── DATA SUPPLIED ──

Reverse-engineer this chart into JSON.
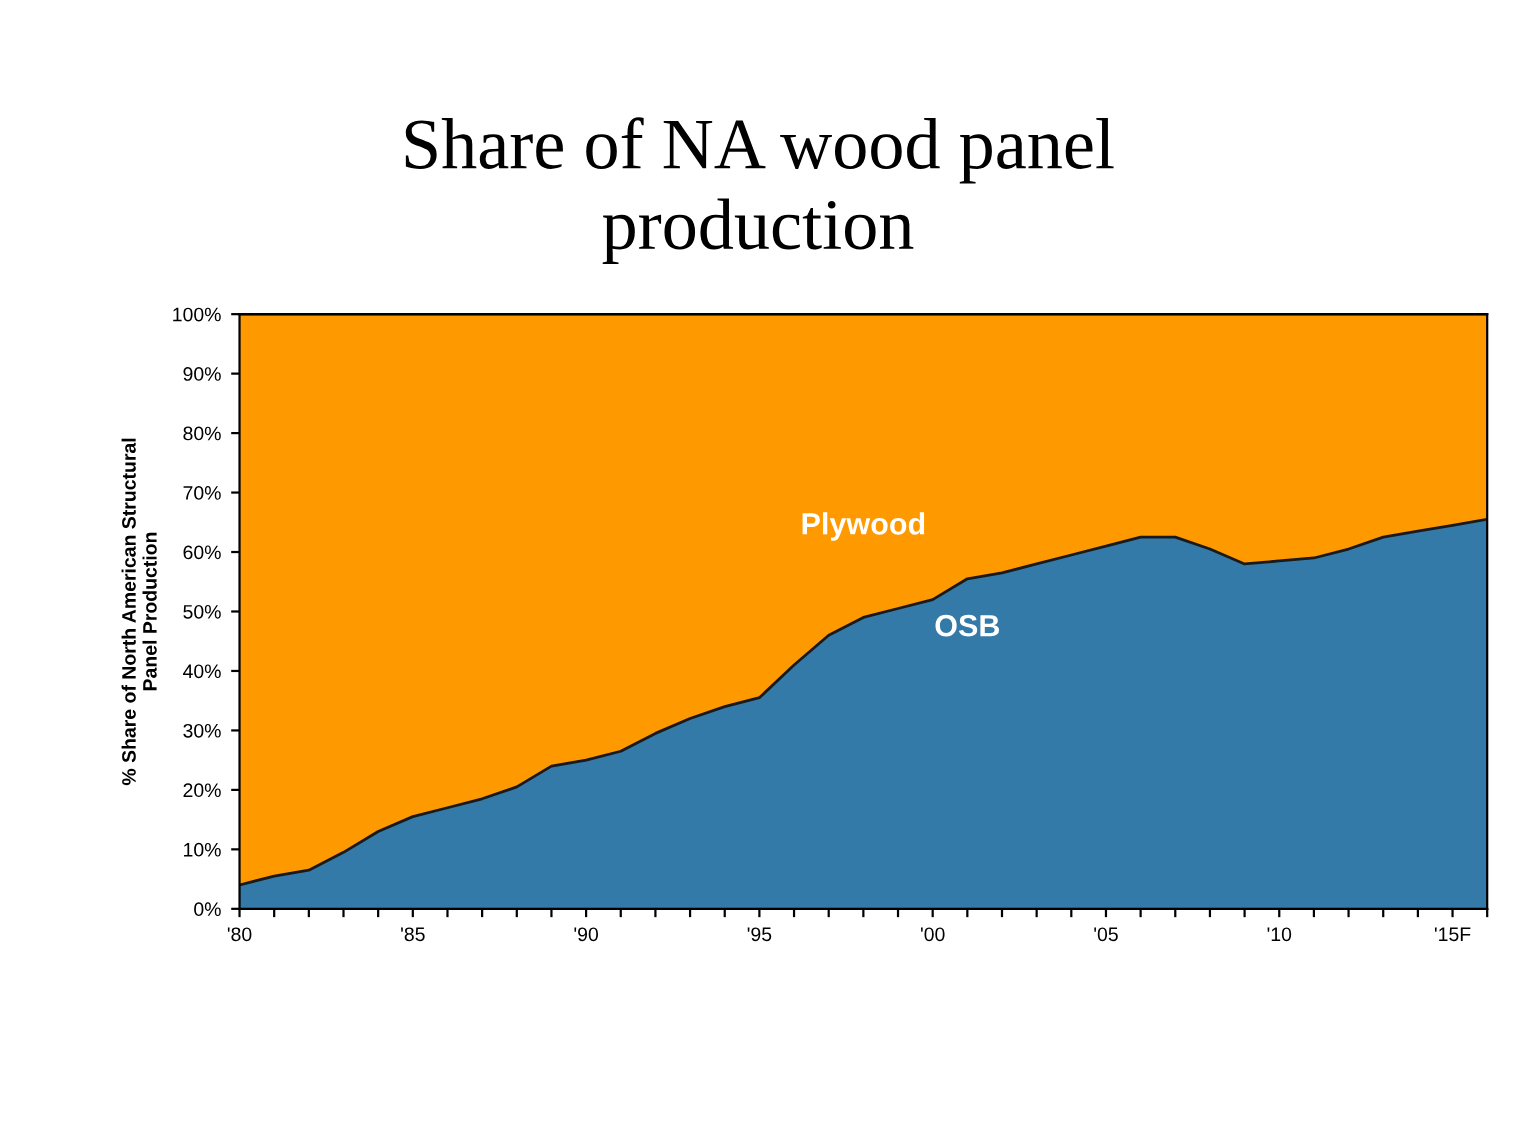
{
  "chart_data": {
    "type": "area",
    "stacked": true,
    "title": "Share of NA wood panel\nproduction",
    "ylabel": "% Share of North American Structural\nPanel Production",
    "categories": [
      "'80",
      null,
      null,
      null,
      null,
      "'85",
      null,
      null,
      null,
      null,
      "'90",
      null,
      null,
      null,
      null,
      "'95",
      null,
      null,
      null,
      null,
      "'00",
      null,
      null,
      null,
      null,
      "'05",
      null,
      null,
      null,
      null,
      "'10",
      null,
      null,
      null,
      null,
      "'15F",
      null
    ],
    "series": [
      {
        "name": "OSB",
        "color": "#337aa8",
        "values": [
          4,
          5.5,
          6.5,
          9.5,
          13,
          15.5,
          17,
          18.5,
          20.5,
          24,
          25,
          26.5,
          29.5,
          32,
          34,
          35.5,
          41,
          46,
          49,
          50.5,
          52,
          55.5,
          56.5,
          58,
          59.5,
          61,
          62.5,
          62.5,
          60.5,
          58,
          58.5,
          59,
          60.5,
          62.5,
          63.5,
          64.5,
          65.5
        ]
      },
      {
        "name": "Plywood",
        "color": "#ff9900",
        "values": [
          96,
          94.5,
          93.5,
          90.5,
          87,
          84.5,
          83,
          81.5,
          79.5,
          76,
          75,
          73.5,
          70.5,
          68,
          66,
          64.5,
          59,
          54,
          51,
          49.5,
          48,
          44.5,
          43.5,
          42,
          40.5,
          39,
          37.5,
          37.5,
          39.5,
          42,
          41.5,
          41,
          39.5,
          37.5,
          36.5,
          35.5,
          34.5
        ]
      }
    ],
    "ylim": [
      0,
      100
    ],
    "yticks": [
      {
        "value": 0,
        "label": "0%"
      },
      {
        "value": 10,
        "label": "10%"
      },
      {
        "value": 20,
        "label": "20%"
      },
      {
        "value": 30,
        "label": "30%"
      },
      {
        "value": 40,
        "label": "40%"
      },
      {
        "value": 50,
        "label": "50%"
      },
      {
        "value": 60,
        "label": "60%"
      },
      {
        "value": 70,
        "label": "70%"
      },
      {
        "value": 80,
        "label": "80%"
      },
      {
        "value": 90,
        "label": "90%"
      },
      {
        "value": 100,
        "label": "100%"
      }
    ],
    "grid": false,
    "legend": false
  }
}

───

Copy out the whole listing exactly, and don't carry over any pictures.

— WRITTEN SOLUTION —
Reverse-engineer this chart into JSON.
{
  "chart_data": {
    "type": "area",
    "stacked": true,
    "title": "Share of NA wood panel\nproduction",
    "ylabel": "% Share of North American Structural\nPanel Production",
    "categories": [
      "'80",
      null,
      null,
      null,
      null,
      "'85",
      null,
      null,
      null,
      null,
      "'90",
      null,
      null,
      null,
      null,
      "'95",
      null,
      null,
      null,
      null,
      "'00",
      null,
      null,
      null,
      null,
      "'05",
      null,
      null,
      null,
      null,
      "'10",
      null,
      null,
      null,
      null,
      "'15F",
      null
    ],
    "series": [
      {
        "name": "OSB",
        "color": "#337aa8",
        "values": [
          4,
          5.5,
          6.5,
          9.5,
          13,
          15.5,
          17,
          18.5,
          20.5,
          24,
          25,
          26.5,
          29.5,
          32,
          34,
          35.5,
          41,
          46,
          49,
          50.5,
          52,
          55.5,
          56.5,
          58,
          59.5,
          61,
          62.5,
          62.5,
          60.5,
          58,
          58.5,
          59,
          60.5,
          62.5,
          63.5,
          64.5,
          65.5
        ]
      },
      {
        "name": "Plywood",
        "color": "#ff9900",
        "values": [
          96,
          94.5,
          93.5,
          90.5,
          87,
          84.5,
          83,
          81.5,
          79.5,
          76,
          75,
          73.5,
          70.5,
          68,
          66,
          64.5,
          59,
          54,
          51,
          49.5,
          48,
          44.5,
          43.5,
          42,
          40.5,
          39,
          37.5,
          37.5,
          39.5,
          42,
          41.5,
          41,
          39.5,
          37.5,
          36.5,
          35.5,
          34.5
        ]
      }
    ],
    "ylim": [
      0,
      100
    ],
    "yticks": [
      {
        "value": 0,
        "label": "0%"
      },
      {
        "value": 10,
        "label": "10%"
      },
      {
        "value": 20,
        "label": "20%"
      },
      {
        "value": 30,
        "label": "30%"
      },
      {
        "value": 40,
        "label": "40%"
      },
      {
        "value": 50,
        "label": "50%"
      },
      {
        "value": 60,
        "label": "60%"
      },
      {
        "value": 70,
        "label": "70%"
      },
      {
        "value": 80,
        "label": "80%"
      },
      {
        "value": 90,
        "label": "90%"
      },
      {
        "value": 100,
        "label": "100%"
      }
    ],
    "grid": false,
    "legend": false
  }
}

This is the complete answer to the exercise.